[Stored data entries]

·····

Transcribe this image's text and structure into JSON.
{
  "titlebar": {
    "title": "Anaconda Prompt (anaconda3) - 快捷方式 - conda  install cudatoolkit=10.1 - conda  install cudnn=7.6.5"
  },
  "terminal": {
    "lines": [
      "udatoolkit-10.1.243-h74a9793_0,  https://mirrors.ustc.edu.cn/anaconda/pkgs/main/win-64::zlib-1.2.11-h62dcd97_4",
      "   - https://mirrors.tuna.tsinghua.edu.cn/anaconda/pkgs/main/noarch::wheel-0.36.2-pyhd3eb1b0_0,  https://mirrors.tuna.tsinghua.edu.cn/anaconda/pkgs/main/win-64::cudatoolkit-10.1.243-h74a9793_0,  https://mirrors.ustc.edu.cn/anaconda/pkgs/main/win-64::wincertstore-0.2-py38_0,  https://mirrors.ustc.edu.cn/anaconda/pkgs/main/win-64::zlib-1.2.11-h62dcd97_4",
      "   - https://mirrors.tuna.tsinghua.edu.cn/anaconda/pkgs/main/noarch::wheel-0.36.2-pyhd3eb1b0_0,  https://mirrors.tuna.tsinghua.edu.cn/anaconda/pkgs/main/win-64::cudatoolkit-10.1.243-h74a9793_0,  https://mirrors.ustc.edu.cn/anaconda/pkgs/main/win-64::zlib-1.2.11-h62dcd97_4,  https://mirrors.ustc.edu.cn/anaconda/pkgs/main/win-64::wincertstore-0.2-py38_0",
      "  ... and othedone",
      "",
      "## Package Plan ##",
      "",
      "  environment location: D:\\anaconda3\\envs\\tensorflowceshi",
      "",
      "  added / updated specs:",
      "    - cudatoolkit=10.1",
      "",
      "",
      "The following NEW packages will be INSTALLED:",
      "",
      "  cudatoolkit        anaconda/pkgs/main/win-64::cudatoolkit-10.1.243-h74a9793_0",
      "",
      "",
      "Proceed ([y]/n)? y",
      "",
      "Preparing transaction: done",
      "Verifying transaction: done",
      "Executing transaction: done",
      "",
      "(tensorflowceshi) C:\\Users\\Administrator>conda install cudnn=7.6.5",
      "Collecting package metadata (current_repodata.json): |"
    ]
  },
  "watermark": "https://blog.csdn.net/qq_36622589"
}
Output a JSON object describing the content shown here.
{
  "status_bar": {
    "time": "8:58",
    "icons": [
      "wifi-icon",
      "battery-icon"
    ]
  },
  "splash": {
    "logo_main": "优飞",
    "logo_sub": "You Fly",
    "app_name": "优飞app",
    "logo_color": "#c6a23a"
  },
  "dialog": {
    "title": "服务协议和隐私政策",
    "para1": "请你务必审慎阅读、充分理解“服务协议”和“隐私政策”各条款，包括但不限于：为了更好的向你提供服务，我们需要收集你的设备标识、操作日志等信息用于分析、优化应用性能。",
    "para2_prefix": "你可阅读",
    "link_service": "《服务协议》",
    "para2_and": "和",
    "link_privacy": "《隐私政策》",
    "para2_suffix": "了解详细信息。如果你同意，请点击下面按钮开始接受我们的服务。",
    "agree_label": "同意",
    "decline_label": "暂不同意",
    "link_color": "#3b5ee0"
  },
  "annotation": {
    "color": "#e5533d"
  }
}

·····

-- REQUIRED TASK --
Every line of the records that includes the word "https" should be gathered.

-- EXPECTED ANSWER --
      "udatoolkit-10.1.243-h74a9793_0,  https://mirrors.ustc.edu.cn/anaconda/pkgs/main/win-64::zlib-1.2.11-h62dcd97_4",
      "   - https://mirrors.tuna.tsinghua.edu.cn/anaconda/pkgs/main/noarch::wheel-0.36.2-pyhd3eb1b0_0,  https://mirrors.tuna.tsinghua.edu.cn/anaconda/pkgs/main/win-64::cudatoolkit-10.1.243-h74a9793_0,  https://mirrors.ustc.edu.cn/anaconda/pkgs/main/win-64::wincertstore-0.2-py38_0,  https://mirrors.ustc.edu.cn/anaconda/pkgs/main/win-64::zlib-1.2.11-h62dcd97_4",
      "   - https://mirrors.tuna.tsinghua.edu.cn/anaconda/pkgs/main/noarch::wheel-0.36.2-pyhd3eb1b0_0,  https://mirrors.tuna.tsinghua.edu.cn/anaconda/pkgs/main/win-64::cudatoolkit-10.1.243-h74a9793_0,  https://mirrors.ustc.edu.cn/anaconda/pkgs/main/win-64::zlib-1.2.11-h62dcd97_4,  https://mirrors.ustc.edu.cn/anaconda/pkgs/main/win-64::wincertstore-0.2-py38_0",
  "watermark": "https://blog.csdn.net/qq_36622589"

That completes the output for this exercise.